> Task brief:
For the entries that follow, state how many lines include the word "JSON", giving the number and nothing else.

Collected data
========

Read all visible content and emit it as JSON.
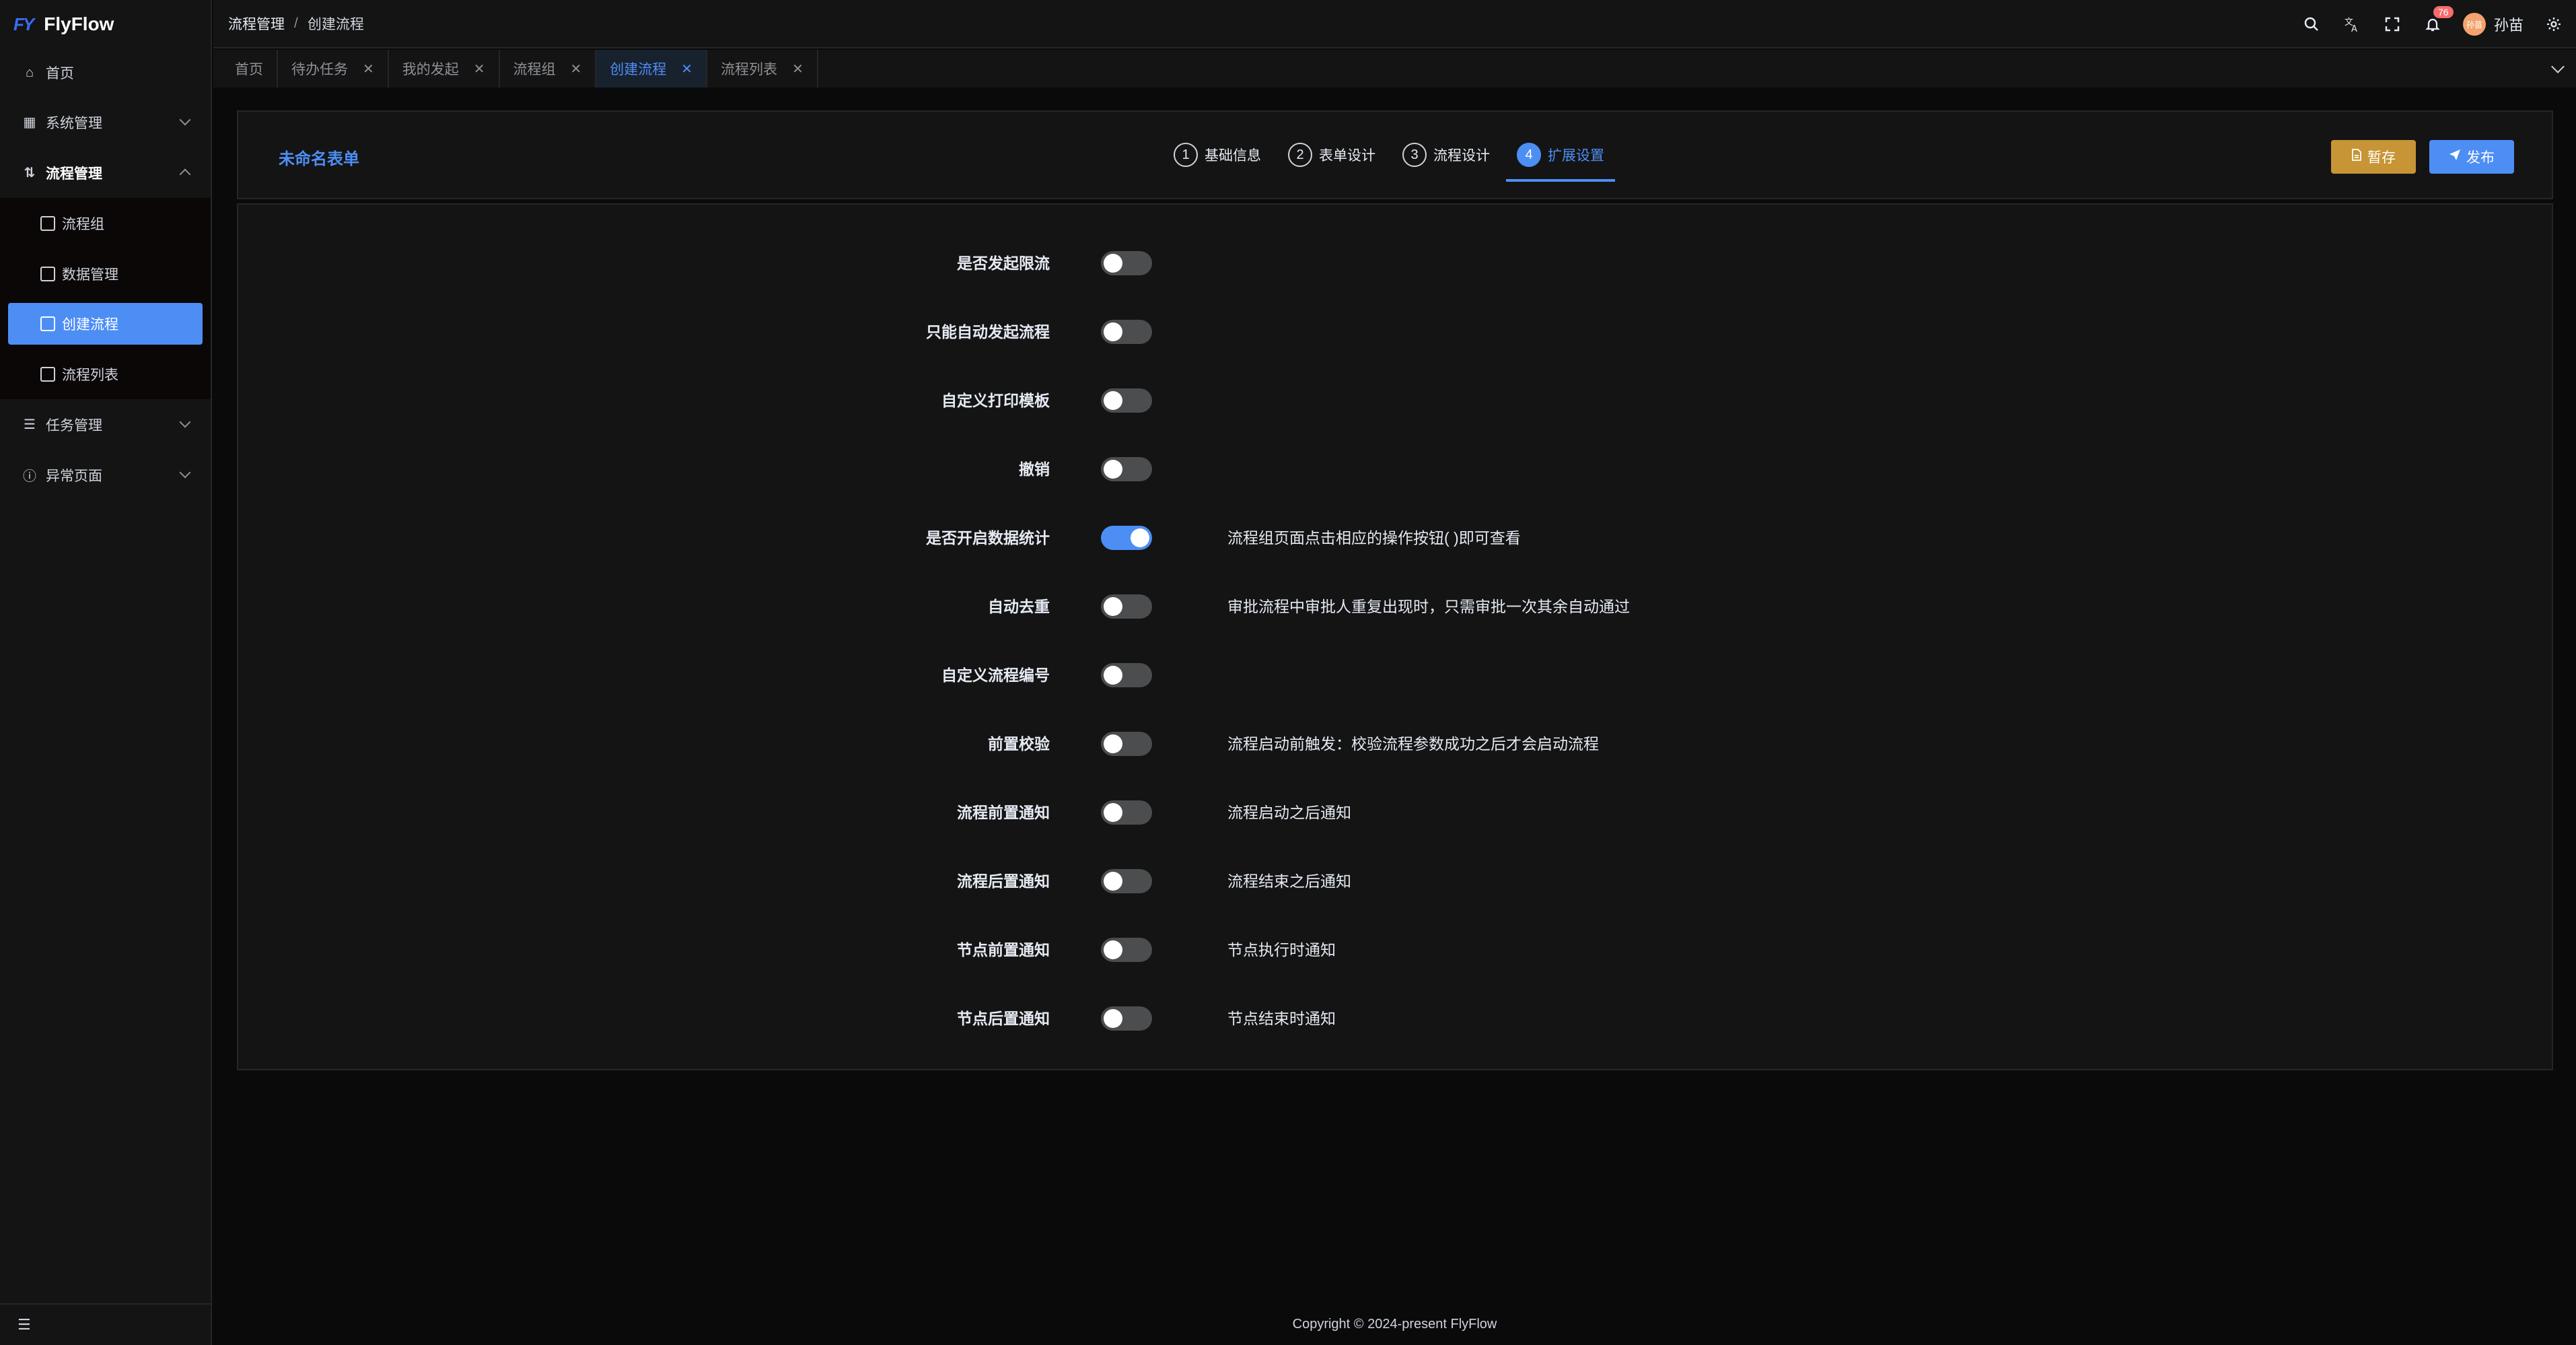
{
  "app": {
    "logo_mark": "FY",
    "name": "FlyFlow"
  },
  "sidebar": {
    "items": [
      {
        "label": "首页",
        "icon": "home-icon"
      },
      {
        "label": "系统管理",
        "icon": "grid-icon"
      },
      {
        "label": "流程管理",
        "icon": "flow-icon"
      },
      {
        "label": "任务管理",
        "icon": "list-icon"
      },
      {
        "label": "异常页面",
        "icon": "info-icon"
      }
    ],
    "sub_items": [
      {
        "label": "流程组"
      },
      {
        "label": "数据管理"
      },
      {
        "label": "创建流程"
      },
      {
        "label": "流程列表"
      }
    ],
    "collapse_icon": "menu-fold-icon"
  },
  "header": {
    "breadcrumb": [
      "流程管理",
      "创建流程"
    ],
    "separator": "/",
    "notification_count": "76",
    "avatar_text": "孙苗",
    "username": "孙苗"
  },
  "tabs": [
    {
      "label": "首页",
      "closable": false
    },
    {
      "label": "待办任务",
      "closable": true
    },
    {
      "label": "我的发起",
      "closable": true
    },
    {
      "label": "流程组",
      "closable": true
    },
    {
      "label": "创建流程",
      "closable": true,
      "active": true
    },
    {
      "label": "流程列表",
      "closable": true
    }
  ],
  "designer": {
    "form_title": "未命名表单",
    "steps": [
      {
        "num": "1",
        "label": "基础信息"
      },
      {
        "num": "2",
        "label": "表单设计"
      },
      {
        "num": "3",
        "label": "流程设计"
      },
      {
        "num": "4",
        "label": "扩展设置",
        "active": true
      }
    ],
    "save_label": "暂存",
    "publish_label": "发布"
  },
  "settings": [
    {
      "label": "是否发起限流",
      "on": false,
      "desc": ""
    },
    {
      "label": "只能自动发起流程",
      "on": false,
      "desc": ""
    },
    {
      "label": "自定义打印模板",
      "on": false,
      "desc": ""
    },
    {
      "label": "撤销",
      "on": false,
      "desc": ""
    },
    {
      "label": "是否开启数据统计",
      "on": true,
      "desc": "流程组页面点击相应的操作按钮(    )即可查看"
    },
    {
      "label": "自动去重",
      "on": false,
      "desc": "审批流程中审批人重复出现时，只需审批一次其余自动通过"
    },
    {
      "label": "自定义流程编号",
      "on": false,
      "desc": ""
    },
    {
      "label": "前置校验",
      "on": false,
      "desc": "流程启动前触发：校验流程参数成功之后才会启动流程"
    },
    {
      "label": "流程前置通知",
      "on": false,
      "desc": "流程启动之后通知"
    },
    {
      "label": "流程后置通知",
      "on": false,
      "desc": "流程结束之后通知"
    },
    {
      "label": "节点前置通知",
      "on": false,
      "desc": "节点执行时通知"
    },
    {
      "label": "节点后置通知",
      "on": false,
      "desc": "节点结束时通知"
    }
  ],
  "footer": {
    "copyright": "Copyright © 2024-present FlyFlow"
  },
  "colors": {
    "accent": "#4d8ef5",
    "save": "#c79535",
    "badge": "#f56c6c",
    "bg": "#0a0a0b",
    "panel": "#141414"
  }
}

========

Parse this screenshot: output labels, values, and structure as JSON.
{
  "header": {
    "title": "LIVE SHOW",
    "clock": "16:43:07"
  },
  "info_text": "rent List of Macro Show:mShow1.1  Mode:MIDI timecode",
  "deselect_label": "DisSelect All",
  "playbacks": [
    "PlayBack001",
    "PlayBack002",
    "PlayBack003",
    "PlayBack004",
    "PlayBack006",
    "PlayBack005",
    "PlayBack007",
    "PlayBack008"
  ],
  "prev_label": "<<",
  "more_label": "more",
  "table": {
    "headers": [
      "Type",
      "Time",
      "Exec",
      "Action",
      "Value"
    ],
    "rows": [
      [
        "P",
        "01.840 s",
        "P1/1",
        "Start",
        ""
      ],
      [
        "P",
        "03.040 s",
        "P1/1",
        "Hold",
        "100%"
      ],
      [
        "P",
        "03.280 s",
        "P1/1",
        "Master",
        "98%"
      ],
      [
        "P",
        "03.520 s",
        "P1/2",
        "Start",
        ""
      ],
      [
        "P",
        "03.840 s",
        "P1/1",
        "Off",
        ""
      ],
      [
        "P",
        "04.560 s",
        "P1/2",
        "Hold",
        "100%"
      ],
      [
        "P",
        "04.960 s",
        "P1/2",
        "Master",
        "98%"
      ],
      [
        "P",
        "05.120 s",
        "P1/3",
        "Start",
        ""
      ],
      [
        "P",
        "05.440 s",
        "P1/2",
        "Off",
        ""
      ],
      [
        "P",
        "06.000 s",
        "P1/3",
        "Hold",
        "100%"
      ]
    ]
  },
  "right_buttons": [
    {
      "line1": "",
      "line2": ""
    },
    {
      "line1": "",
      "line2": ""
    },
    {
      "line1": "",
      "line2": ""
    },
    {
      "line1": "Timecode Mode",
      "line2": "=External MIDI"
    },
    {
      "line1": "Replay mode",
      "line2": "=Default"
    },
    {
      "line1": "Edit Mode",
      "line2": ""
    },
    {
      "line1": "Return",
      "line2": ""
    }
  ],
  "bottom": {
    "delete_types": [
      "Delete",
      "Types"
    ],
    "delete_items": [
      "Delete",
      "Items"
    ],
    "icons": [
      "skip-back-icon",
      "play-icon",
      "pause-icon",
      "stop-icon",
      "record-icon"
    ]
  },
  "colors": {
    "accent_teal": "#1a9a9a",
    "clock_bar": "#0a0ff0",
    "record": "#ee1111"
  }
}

========

> The result:
2